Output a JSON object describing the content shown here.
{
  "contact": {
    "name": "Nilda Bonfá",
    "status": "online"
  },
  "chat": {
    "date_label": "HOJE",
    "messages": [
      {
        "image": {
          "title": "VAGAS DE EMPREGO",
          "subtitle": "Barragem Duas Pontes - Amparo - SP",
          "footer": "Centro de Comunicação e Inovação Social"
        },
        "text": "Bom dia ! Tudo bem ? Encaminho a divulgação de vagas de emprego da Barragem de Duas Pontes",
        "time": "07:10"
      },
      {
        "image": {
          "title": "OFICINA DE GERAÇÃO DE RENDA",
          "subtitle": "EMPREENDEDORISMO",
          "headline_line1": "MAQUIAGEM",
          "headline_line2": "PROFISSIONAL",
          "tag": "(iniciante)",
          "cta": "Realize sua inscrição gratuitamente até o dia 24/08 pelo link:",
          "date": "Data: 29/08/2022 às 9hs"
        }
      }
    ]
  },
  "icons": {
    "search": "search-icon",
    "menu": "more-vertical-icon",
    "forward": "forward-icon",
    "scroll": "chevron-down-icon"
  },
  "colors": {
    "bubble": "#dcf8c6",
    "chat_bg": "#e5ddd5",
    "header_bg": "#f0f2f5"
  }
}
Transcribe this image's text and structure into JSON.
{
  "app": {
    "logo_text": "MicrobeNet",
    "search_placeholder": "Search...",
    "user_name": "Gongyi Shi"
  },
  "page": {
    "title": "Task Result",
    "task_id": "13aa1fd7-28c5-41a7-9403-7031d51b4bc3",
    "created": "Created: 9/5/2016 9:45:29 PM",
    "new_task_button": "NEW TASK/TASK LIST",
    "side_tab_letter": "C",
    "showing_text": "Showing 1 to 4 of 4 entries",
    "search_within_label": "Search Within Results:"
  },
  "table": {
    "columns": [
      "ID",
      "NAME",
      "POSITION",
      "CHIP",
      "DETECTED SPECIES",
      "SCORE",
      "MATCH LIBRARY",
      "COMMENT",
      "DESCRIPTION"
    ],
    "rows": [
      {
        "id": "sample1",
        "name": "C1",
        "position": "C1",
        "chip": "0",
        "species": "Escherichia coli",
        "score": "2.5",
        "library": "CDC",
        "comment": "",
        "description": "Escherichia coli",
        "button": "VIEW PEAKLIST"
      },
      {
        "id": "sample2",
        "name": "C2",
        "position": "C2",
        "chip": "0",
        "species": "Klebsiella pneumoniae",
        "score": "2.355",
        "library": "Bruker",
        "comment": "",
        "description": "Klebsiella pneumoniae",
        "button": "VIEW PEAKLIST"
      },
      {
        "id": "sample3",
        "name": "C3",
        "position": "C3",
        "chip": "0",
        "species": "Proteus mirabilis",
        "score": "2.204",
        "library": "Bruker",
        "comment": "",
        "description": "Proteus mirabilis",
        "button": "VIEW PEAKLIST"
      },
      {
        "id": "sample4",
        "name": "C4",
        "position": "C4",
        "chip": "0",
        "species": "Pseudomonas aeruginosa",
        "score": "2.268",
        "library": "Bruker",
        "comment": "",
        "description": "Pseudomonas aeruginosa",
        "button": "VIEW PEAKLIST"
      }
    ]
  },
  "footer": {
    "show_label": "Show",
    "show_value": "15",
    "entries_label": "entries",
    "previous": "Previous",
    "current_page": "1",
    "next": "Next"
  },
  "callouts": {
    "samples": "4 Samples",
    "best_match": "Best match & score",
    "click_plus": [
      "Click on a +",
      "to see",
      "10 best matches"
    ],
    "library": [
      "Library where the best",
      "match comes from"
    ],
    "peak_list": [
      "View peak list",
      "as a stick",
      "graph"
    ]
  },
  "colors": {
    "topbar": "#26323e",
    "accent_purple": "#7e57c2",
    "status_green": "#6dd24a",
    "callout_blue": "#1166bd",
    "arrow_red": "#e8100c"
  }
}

==

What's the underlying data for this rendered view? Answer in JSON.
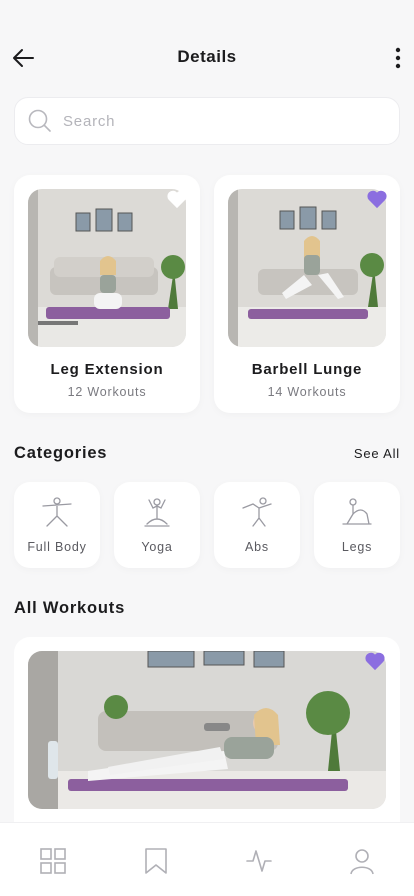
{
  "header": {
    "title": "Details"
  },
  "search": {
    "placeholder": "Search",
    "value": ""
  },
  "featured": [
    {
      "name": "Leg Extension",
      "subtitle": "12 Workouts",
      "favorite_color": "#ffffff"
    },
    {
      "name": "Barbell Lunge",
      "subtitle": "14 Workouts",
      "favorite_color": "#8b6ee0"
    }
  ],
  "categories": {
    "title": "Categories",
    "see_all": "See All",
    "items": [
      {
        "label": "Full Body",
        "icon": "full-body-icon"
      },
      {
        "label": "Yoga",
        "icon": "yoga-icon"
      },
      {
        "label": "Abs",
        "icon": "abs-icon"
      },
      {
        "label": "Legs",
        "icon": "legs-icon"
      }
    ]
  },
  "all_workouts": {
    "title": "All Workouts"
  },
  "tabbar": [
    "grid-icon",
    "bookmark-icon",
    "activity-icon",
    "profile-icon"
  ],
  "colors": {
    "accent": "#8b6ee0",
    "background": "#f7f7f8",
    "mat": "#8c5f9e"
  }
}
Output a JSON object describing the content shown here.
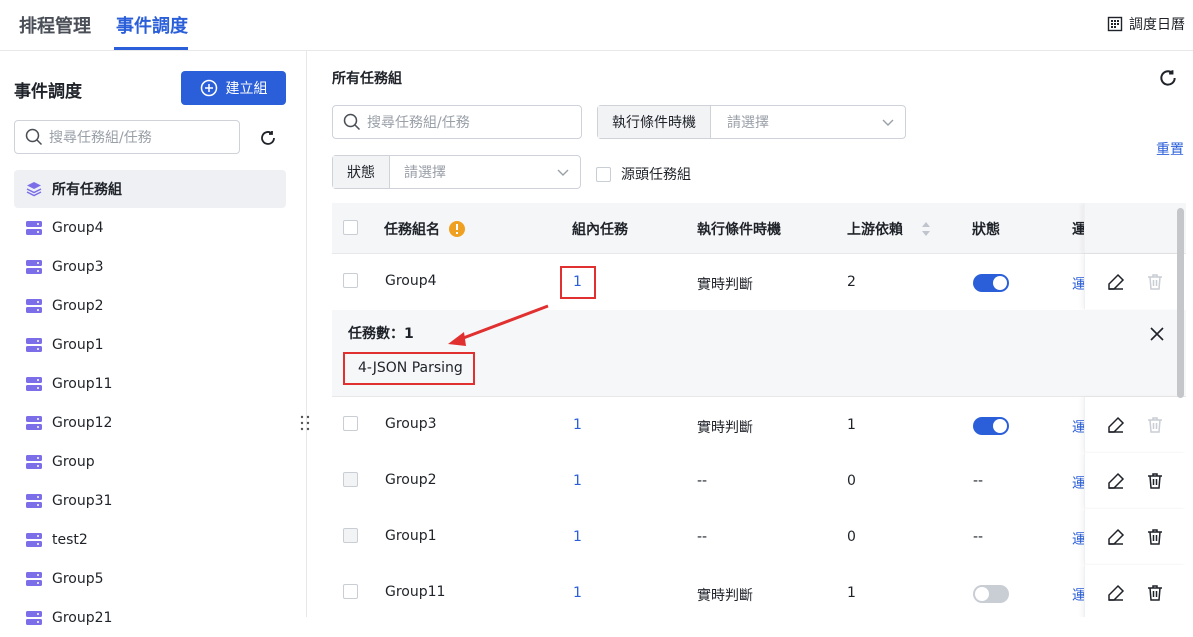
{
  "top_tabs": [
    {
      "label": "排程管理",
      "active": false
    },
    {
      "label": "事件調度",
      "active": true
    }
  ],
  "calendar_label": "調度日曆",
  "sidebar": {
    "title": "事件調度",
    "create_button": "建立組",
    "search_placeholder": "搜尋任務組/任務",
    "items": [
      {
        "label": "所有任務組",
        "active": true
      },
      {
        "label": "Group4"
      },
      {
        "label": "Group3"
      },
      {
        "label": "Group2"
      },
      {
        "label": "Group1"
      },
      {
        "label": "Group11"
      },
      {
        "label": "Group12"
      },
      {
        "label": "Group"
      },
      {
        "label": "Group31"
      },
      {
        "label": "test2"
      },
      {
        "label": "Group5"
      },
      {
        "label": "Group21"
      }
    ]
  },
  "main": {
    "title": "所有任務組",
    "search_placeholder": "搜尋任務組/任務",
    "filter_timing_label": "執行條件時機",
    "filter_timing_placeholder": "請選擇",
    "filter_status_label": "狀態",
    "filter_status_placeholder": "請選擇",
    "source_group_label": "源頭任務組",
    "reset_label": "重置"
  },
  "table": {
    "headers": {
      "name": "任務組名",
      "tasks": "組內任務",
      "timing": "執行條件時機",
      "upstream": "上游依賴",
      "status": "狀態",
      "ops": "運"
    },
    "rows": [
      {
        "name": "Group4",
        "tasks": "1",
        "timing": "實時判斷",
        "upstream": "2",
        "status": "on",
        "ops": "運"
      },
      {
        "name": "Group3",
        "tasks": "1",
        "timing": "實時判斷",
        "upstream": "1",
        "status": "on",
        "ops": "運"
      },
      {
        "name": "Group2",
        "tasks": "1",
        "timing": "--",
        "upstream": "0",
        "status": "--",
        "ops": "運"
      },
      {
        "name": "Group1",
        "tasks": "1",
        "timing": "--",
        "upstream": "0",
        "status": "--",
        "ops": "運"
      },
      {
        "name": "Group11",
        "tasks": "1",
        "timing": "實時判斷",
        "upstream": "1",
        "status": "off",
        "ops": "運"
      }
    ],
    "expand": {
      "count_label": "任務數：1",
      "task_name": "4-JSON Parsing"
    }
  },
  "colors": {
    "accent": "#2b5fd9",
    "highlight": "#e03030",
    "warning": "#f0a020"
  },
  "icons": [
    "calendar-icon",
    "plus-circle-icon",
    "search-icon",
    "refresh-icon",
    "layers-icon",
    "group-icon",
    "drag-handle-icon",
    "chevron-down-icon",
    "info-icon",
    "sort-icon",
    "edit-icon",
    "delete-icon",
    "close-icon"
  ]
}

Stated goal: Pull out all lines in the data above that include "Pseudomonas".

Exercise solution:
        "species": "Pseudomonas aeruginosa",
        "description": "Pseudomonas aeruginosa",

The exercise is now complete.